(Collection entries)
++++++

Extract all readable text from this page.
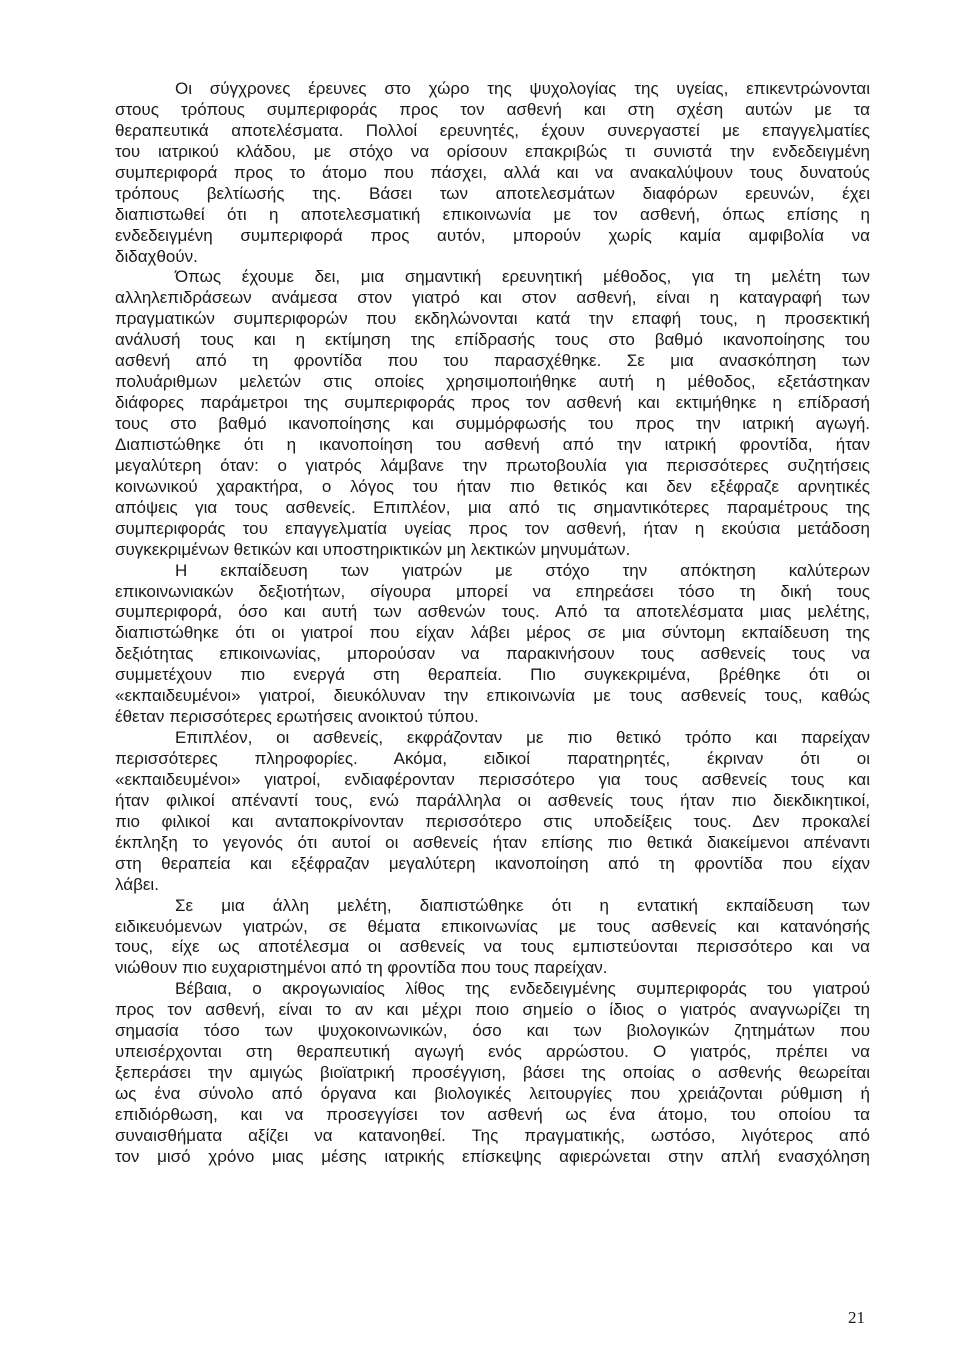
Οι σύγχρονες έρευνες στο χώρο της ψυχολογίας της υγείας, επικεντρώνονται
στους τρόπους συμπεριφοράς προς τον ασθενή και στη σχέση αυτών με τα
θεραπευτικά αποτελέσματα. Πολλοί ερευνητές, έχουν συνεργαστεί με επαγγελματίες
του ιατρικού κλάδου, με στόχο να ορίσουν επακριβώς τι συνιστά την ενδεδειγμένη
συμπεριφορά προς το άτομο που πάσχει, αλλά και να ανακαλύψουν τους δυνατούς
τρόπους βελτίωσής της. Βάσει των αποτελεσμάτων διαφόρων ερευνών, έχει
διαπιστωθεί ότι η αποτελεσματική επικοινωνία με τον ασθενή, όπως επίσης η
ενδεδειγμένη συμπεριφορά προς αυτόν, μπορούν χωρίς καμία αμφιβολία να
διδαχθούν.
Όπως έχουμε δει, μια σημαντική ερευνητική μέθοδος, για τη μελέτη των
αλληλεπιδράσεων ανάμεσα στον γιατρό και στον ασθενή, είναι η καταγραφή των
πραγματικών συμπεριφορών που εκδηλώνονται κατά την επαφή τους, η προσεκτική
ανάλυσή τους και η εκτίμηση της επίδρασής τους στο βαθμό ικανοποίησης του
ασθενή από τη φροντίδα που του παρασχέθηκε. Σε μια ανασκόπηση των
πολυάριθμων μελετών στις οποίες χρησιμοποιήθηκε αυτή η μέθοδος, εξετάστηκαν
διάφορες παράμετροι της συμπεριφοράς προς τον ασθενή και εκτιμήθηκε η επίδρασή
τους στο βαθμό ικανοποίησης και συμμόρφωσής του προς την ιατρική αγωγή.
Διαπιστώθηκε ότι η ικανοποίηση του ασθενή από την ιατρική φροντίδα, ήταν
μεγαλύτερη όταν: ο γιατρός λάμβανε την πρωτοβουλία για περισσότερες συζητήσεις
κοινωνικού χαρακτήρα, ο λόγος του ήταν πιο θετικός και δεν εξέφραζε αρνητικές
απόψεις για τους ασθενείς. Επιπλέον, μια από τις σημαντικότερες παραμέτρους της
συμπεριφοράς του επαγγελματία υγείας προς τον ασθενή, ήταν η εκούσια μετάδοση
συγκεκριμένων θετικών και υποστηρικτικών μη λεκτικών μηνυμάτων.
Η εκπαίδευση των γιατρών με στόχο την απόκτηση καλύτερων
επικοινωνιακών δεξιοτήτων, σίγουρα μπορεί να επηρεάσει τόσο τη δική τους
συμπεριφορά, όσο και αυτή των ασθενών τους. Από τα αποτελέσματα μιας μελέτης,
διαπιστώθηκε ότι οι γιατροί που είχαν λάβει μέρος σε μια σύντομη εκπαίδευση της
δεξιότητας επικοινωνίας, μπορούσαν να παρακινήσουν τους ασθενείς τους να
συμμετέχουν πιο ενεργά στη θεραπεία. Πιο συγκεκριμένα, βρέθηκε ότι οι
«εκπαιδευμένοι» γιατροί, διευκόλυναν την επικοινωνία με τους ασθενείς τους, καθώς
έθεταν περισσότερες ερωτήσεις ανοικτού τύπου.
Επιπλέον, οι ασθενείς, εκφράζονταν με πιο θετικό τρόπο και παρείχαν
περισσότερες πληροφορίες. Ακόμα, ειδικοί παρατηρητές, έκριναν ότι οι
«εκπαιδευμένοι» γιατροί, ενδιαφέρονταν περισσότερο για τους ασθενείς τους και
ήταν φιλικοί απέναντί τους, ενώ παράλληλα οι ασθενείς τους ήταν πιο διεκδικητικοί,
πιο φιλικοί και ανταποκρίνονταν περισσότερο στις υποδείξεις τους. Δεν προκαλεί
έκπληξη το γεγονός ότι αυτοί οι ασθενείς ήταν επίσης πιο θετικά διακείμενοι απέναντι
στη θεραπεία και εξέφραζαν μεγαλύτερη ικανοποίηση από τη φροντίδα που είχαν
λάβει.
Σε μια άλλη μελέτη, διαπιστώθηκε ότι η εντατική εκπαίδευση των
ειδικευόμενων γιατρών, σε θέματα επικοινωνίας με τους ασθενείς και κατανόησής
τους, είχε ως αποτέλεσμα οι ασθενείς να τους εμπιστεύονται περισσότερο και να
νιώθουν πιο ευχαριστημένοι από τη φροντίδα που τους παρείχαν.
Βέβαια, ο ακρογωνιαίος λίθος της ενδεδειγμένης συμπεριφοράς του γιατρού
προς τον ασθενή, είναι το αν και μέχρι ποιο σημείο ο ίδιος ο γιατρός αναγνωρίζει τη
σημασία τόσο των ψυχοκοινωνικών, όσο και των βιολογικών ζητημάτων που
υπεισέρχονται στη θεραπευτική αγωγή ενός αρρώστου. Ο γιατρός, πρέπει να
ξεπεράσει την αμιγώς βιοϊατρική προσέγγιση, βάσει της οποίας ο ασθενής θεωρείται
ως ένα σύνολο από όργανα και βιολογικές λειτουργίες που χρειάζονται ρύθμιση ή
επιδιόρθωση, και να προσεγγίσει τον ασθενή ως ένα άτομο, του οποίου τα
συναισθήματα αξίζει να κατανοηθεί. Της πραγματικής, ωστόσο, λιγότερος από
τον μισό χρόνο μιας μέσης ιατρικής επίσκεψης αφιερώνεται στην απλή ενασχόληση
21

++++++

- _STATED PROBLEM_: Pull out all lines from the listing that contain the string "στις".

- _RESULT_:
πολυάριθμων μελετών στις οποίες χρησιμοποιήθηκε αυτή η μέθοδος, εξετάστηκαν
πιο φιλικοί και ανταποκρίνονταν περισσότερο στις υποδείξεις τους. Δεν προκαλεί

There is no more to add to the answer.